- [Exercise task]
Pick up the page on the WikAPIdia Java framework below, not the rows, and continue it from its last line.

- [Passage given]

▽

Skip to content

dgergle/wikAPIdia

 
 

Repository files navigation

wikAPIdia

The WikAPIdia Java framework provides easy and efficient access to multi-lingual Wikipedia data.

###Main features

  • Support for all Wikipedia language editions and comparisons between multiple languages.
  • Tools that download and organize Wikipedia datasets published by the Wikimedia foundation.
  • Tools that load downloaded Wikipedia datasets into databases for analysis.
  • Tools that identify multi-lingual concepts and the pages in each language edition that link to those concepts.
  • Semantic-relatedness algorithms that measure the relationship between two concepts such as "racecar" and "engine."
  • Single-machine parallelization (i.e. multi-threading support) for all computationally intensive features.

###System Requirements

  • Maven (required)
  • Bash (required)
  • A clone of this repository
  • Hardware varies depending on the languages you want to import:
    • Simple English (175K articles) requires a few GB and 10 minutes of processing on a four core laptop.

△

- [Material supplied]

▽

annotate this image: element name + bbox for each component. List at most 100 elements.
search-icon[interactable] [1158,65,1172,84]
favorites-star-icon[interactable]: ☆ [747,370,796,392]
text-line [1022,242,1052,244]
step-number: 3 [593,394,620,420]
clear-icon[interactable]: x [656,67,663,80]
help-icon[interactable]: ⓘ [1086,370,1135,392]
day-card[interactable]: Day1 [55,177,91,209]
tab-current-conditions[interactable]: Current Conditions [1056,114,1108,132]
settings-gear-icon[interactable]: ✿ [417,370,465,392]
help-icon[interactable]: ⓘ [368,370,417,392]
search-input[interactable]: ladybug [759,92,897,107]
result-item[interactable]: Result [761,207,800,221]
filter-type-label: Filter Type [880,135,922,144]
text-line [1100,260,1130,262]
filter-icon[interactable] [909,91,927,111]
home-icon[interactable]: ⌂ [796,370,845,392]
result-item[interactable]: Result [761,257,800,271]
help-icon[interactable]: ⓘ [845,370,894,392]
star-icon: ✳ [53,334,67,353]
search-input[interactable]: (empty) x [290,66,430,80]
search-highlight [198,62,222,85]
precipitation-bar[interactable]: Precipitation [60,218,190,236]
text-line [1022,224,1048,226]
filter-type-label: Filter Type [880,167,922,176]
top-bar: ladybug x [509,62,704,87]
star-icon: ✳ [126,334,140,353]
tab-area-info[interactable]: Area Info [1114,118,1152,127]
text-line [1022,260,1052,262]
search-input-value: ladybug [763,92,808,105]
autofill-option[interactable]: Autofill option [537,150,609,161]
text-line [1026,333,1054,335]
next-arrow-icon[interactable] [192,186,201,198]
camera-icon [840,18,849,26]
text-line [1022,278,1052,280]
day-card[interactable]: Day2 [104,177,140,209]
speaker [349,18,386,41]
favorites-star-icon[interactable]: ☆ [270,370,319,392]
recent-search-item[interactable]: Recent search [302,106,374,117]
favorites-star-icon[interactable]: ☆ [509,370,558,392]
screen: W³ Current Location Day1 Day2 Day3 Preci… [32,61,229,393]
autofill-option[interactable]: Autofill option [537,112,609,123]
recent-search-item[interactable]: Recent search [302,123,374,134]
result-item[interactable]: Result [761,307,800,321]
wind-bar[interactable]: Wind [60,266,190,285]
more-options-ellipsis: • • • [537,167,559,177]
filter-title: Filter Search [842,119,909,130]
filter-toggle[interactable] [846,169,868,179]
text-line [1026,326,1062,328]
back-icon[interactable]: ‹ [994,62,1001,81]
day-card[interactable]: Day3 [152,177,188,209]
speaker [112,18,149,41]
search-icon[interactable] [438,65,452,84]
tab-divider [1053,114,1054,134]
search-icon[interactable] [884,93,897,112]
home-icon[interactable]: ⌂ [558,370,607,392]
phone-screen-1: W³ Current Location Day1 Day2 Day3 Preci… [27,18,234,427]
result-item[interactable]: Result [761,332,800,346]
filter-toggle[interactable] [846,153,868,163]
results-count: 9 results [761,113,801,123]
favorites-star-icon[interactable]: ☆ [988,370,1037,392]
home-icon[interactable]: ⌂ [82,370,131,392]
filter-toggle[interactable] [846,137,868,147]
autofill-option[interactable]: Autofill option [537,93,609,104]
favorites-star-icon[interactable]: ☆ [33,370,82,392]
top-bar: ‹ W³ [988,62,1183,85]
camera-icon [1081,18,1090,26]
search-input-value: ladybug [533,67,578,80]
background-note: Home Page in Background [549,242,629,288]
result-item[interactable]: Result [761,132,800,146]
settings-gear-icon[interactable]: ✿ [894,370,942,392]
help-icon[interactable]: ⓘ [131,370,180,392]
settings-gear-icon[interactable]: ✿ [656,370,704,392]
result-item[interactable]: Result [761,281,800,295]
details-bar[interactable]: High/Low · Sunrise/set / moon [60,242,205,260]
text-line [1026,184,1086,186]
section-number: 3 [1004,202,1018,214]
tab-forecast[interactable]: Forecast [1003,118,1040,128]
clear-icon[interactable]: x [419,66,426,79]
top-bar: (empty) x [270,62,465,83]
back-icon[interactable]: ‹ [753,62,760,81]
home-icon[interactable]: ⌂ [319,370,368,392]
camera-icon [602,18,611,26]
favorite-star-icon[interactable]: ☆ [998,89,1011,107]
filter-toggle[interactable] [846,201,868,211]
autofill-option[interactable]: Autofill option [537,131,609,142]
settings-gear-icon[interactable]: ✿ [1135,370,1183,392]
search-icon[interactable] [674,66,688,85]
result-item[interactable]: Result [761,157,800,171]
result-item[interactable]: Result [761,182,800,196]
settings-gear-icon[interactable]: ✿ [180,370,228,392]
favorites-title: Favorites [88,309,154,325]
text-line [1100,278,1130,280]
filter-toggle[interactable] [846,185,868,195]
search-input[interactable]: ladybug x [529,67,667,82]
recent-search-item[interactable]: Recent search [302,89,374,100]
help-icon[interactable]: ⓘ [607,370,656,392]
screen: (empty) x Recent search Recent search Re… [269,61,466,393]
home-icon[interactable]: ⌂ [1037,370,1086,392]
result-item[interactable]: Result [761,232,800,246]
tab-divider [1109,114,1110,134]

△

- [Task result]
    • Full English (4M articles) requires 200GB and 6 hours of processing on an eight core server.

###Importing data

  • Clone this repository git-clone https://github.com/shilad/wikAPIdia.git
  • Download and process the dataset:
	cd wikAPIdia
	cd wikAPIdia-parent
	./scripts/run-pipeline all -l simple

The last command downloads, installs, and analyzes the latest database files for the Simple English langauge edition of Wikipedia.

You can customize WikAPIdia's importing procedure, but the run-pipeline-sh script should be a good start. For example, you can specify different language editions by changing the -l parameters. To analyze English and French you could run:

./scripts/run-pipeline all -l en,fr

(beware that this is a lot of data!).

###An example program Once you have imported data (above), your are ready to write programs that analyze Wikipedia! Here's a simple example you can find in the Cookbook:

// Prepare the environment; set the root to the current directory (".").
Env env = new EnvBuilder()
        .setBaseDir(".")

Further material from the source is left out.